- _Sorular ve Görevler_:
• a. İbn Ebî İsba‘ hakkındaki metne göre:
(i) İbn Ebî İsba‘ nerede yaşamıştır?
(ii) Eğitimin en yoğun yaşandığı yerler âlimlere hangi fırsatı veriyordu?
(iii) Onun ilmini ve bilginliğini kanıtlayan olgular nelerdir?
• b. İbn Ebî İsba‘ hakkındaki metinde "İbn Ebî İsba‘ı daha" sözlerinden "bilginliğini kanıtlayan olgulardandır." sözlerine kadar olan kısmı değiştirmeden kopyalar mısınız?

- _Alıntı Metin_:
• Sonuç bulunamadı

İbn Ebî İsba‘ın Belâgatçılar İçindeki Konumu

4. İBN EBÎ İSBA‘IN BELÂGAT İLMİNDEKİ YERİ

4.2. İbn Ebî İsba‘ın Belâgatçılar İçindeki Konumu

İbn Ebî İsba‘ı daha iyi tanımak için, dönemin âlimleri arasındaki konumunu bilmek önemlidir. O, ilmi çalışmaların en çok yapıldığı Mısır gibi bir yerde yaşamıştır. İbn Ebî İsba‘ın Mısır gibi ilmin merkezi olan bir yerde eğitim alması onu diğer âlimlere oranla öne çıkaran özelliklerinden biridir. Çünkü eğitimin en yoğun yaşandığı bu yerler, âlimlere birbirini test etme fırsatı veriyordu. Bu durum ayrıca âlimlerin birbirinden ilim teatisinde bulunmasına imkân sağlıyordu. Eğer İbn Ebî İsba‘ herhangi uzak nahiyedeki bir köyde yaşamış olup, ilmi ve eserleri o dönemde test edilme şansı olmasaydı, bu derece öneme haiz olmazdı.

303 Bkz. İbn Ebî İsba‘, Bedî‘u’l-Ḳur’ân, s. 130, 131.; İbn Ebî İsba‘, Taḥrîrü’t-taḥbîr, s. 483-484.

Onun, dönemin âlimleriyle görüşmesi ve onlarla münakaşası, ilmini ve bilginliğini kanıtlayan olgulardandır.

- _Kaynak Kesiti_:
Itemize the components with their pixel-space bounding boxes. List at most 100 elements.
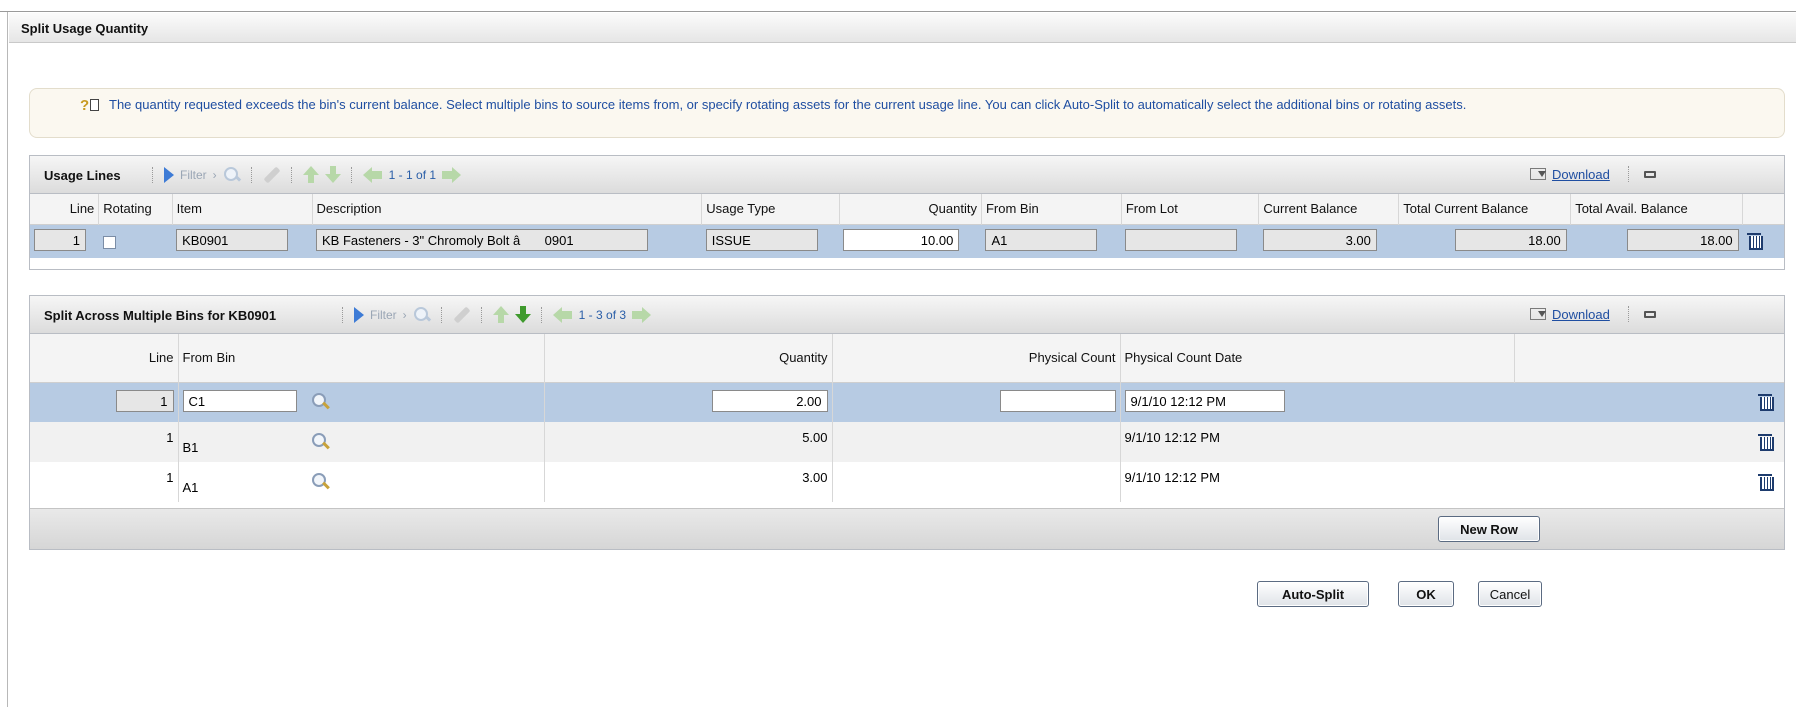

- _Çözümlü Cevaplar_:
• a.
(i) Mısır'da.
(ii) Birbirini test etme fırsatı.
(iii) Dönemin âlimleriyle görüşmesi ve onlarla münakaşası.

• b.
İbn Ebî İsba‘ı daha iyi tanımak için, dönemin âlimleri arasındaki konumunu bilmek önemlidir. O, ilmi çalışmaların en çok yapıldığı Mısır gibi bir yerde yaşamıştır. İbn Ebî İsba‘ın Mısır gibi ilmin merkezi olan bir yerde eğitim alması onu diğer âlimlere oranla öne çıkaran özelliklerinden biridir. Çünkü eğitimin en yoğun yaşandığı bu yerler, âlimlere birbirini test etme fırsatı veriyordu. Bu durum ayrıca âlimlerin birbirinden ilim teatisinde bulunmasına imkân sağlıyordu. Eğer İbn Ebî İsba‘ herhangi uzak nahiyedeki bir köyde yaşamış olup, ilmi ve eserleri o dönemde test edilme şansı olmasaydı, bu derece öneme haiz olmazdı.

303 Bkz. İbn Ebî İsba‘, Bedî‘u’l-Ḳur’ân, s. 130, 131.; İbn Ebî İsba‘, Taḥrîrü’t-taḥbîr, s. 483-484.

Onun, dönemin âlimleriyle görüşmesi ve onlarla münakaşası, ilmini ve bilginliğini kanıtlayan olgulardandır.